**CONSIGNE:**
Recopiez en entier, sans rien changer, l'extrait ci-dessous sur le vieux bourgeois épris de la fillette.

**EXTRAIT DU TEXTE:**
┄┄┄┄┄┄┄┄┄┄

Cependant la fillette accueillie de bon cœur dans la maison de l'honnête bourgeois qui n'avait qu'un fils, grandit vite et se fit jolie, le fils grandit avec elle et finit par l'aimer, mais ce ne fut pas tout : le père, malgré ses cheveux blancs, l'aima lui-même : il flamba, le malheureux, comme du bois sec. Ainsi s'était déformé en moins de rien, ce digne vieillard, l'honneur et l'exemple de sa famille. Tant qu'au bout d'une année, on put dire de lui comme de Bartholo: « C'est un beau, gros, court, jeune vieillard, grispommelé, rusé, rasé, blasé, frisqué, et guerdonné comme amoureux en baptême à la vérité, mais ridé, chassieux, jaloux, sottin, goutteux, marmiteux, qui tousse et crache et gronde et gémit tour à tour. Gravelle aux reins, perclus d'un bras et déferré des jambes, le pauvre écuyer! S'il verdit encore par le

chef, vous sentez que c'est comme la mousse ou le gui sur un arbre mort : quel attisement pour un tel feu! »

┄┄┄┄┄┄┄┄┄┄

**ITEMS PRÉSENTÉS:**
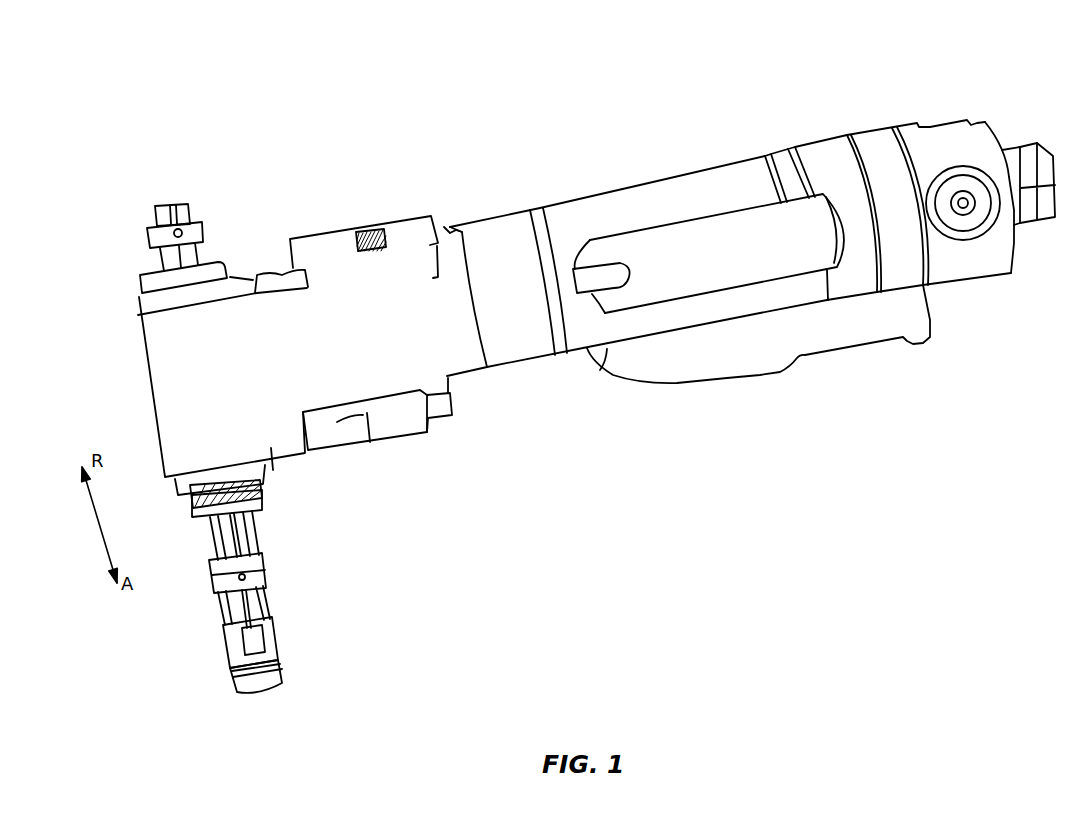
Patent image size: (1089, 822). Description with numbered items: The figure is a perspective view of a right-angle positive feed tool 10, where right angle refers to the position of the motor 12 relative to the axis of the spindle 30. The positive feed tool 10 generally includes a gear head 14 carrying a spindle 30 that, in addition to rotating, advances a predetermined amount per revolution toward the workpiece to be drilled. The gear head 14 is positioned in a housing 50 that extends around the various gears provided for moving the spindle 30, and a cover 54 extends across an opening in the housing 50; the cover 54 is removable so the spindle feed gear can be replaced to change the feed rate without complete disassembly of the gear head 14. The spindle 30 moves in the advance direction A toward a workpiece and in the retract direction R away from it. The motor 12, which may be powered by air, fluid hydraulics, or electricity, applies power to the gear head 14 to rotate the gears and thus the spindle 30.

┄┄┄┄┄┄┄┄┄┄

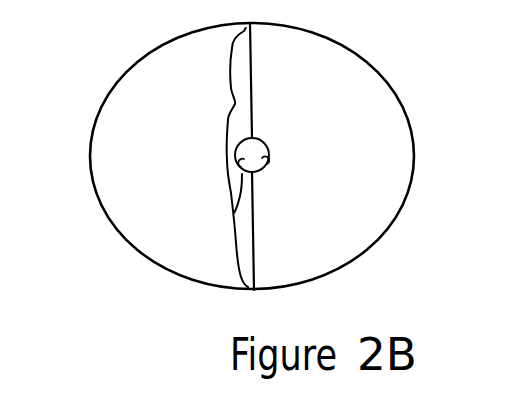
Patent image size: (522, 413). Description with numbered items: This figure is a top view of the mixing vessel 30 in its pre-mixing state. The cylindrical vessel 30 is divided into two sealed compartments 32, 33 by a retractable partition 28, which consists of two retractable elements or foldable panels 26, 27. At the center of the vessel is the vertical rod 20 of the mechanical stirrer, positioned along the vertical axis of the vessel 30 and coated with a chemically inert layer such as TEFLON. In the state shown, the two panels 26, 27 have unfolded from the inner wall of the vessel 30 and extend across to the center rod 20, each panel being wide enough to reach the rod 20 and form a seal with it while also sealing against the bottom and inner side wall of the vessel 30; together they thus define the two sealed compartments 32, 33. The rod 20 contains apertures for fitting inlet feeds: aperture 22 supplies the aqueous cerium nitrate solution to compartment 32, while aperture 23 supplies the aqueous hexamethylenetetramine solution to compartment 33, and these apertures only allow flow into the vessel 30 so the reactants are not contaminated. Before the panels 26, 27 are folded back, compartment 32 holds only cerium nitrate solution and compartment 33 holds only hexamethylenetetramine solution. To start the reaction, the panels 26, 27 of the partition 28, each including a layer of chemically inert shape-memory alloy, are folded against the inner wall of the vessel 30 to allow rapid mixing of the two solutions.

┄┄┄┄┄┄┄┄┄┄

**TÂCHE RÉALISÉE:**
Cependant la fillette accueillie de bon cœur dans la maison de l'honnête bourgeois qui n'avait qu'un fils, grandit vite et se fit jolie, le fils grandit avec elle et finit par l'aimer, mais ce ne fut pas tout : le père, malgré ses cheveux blancs, l'aima lui-même : il flamba, le malheureux, comme du bois sec. Ainsi s'était déformé en moins de rien, ce digne vieillard, l'honneur et l'exemple de sa famille. Tant qu'au bout d'une année, on put dire de lui comme de Bartholo: « C'est un beau, gros, court, jeune vieillard, grispommelé, rusé, rasé, blasé, frisqué, et guerdonné comme amoureux en baptême à la vérité, mais ridé, chassieux, jaloux, sottin, goutteux, marmiteux, qui tousse et crache et gronde et gémit tour à tour. Gravelle aux reins, perclus d'un bras et déferré des jambes, le pauvre écuyer! S'il verdit encore par le

chef, vous sentez que c'est comme la mousse ou le gui sur un arbre mort : quel attisement pour un tel feu! »